Exercise prompt:
Images are excluded; otherwise, output every record exactly.

Dataset excerpts:

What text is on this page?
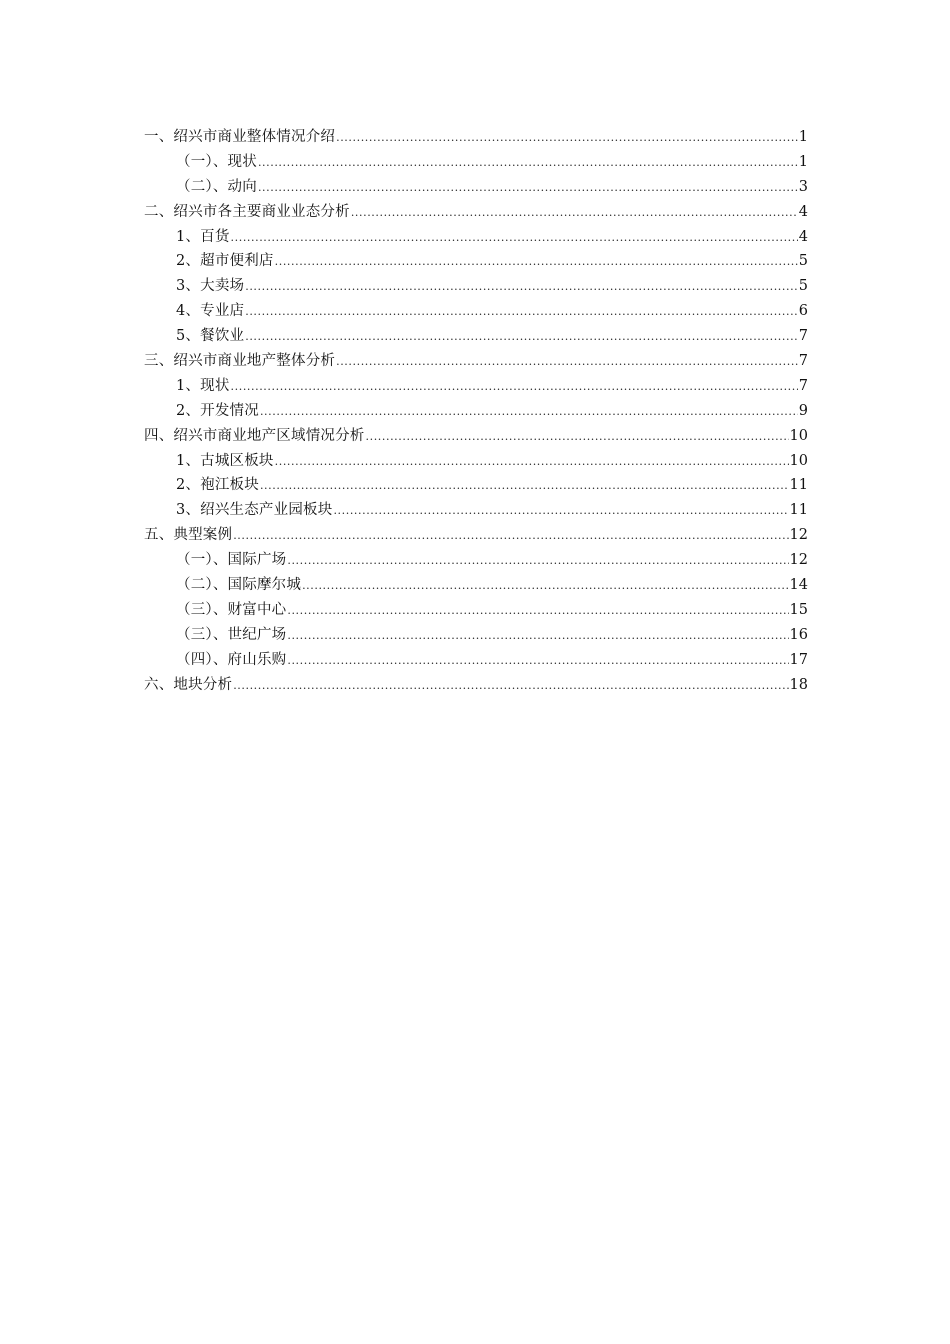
一、绍兴市商业整体情况介绍 .....	1
（一）、现状 .....	1
（二）、动向 .....	3
二、绍兴市各主要商业业态分析 .....	4
1、百货 .....	4
2、超市便利店 .....	5
3、大卖场 .....	5
4、专业店 .....	6
5、餐饮业 .....	7
三、绍兴市商业地产整体分析 .....	7
1、现状 .....	7
2、开发情况 .....	9
四、绍兴市商业地产区域情况分析 .....	10
1、古城区板块 .....	10
2、袍江板块 .....	11
3、绍兴生态产业园板块 .....	11
五、典型案例 .....	12
（一）、国际广场 .....	12
（二）、国际摩尔城 .....	14
（三）、财富中心 .....	15
（三）、世纪广场 .....	16
（四）、府山乐购 .....	17
六、地块分析 .....	18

Answer below:
What text is on this page?
一、绍兴市商业整体情况介绍 .....	1
（一）、现状 .....	1
（二）、动向 .....	3
二、绍兴市各主要商业业态分析 .....	4
1、百货 .....	4
2、超市便利店 .....	5
3、大卖场 .....	5
4、专业店 .....	6
5、餐饮业 .....	7
三、绍兴市商业地产整体分析 .....	7
1、现状 .....	7
2、开发情况 .....	9
四、绍兴市商业地产区域情况分析 .....	10
1、古城区板块 .....	10
2、袍江板块 .....	11
3、绍兴生态产业园板块 .....	11
五、典型案例 .....	12
（一）、国际广场 .....	12
（二）、国际摩尔城 .....	14
（三）、财富中心 .....	15
（三）、世纪广场 .....	16
（四）、府山乐购 .....	17
六、地块分析 .....	18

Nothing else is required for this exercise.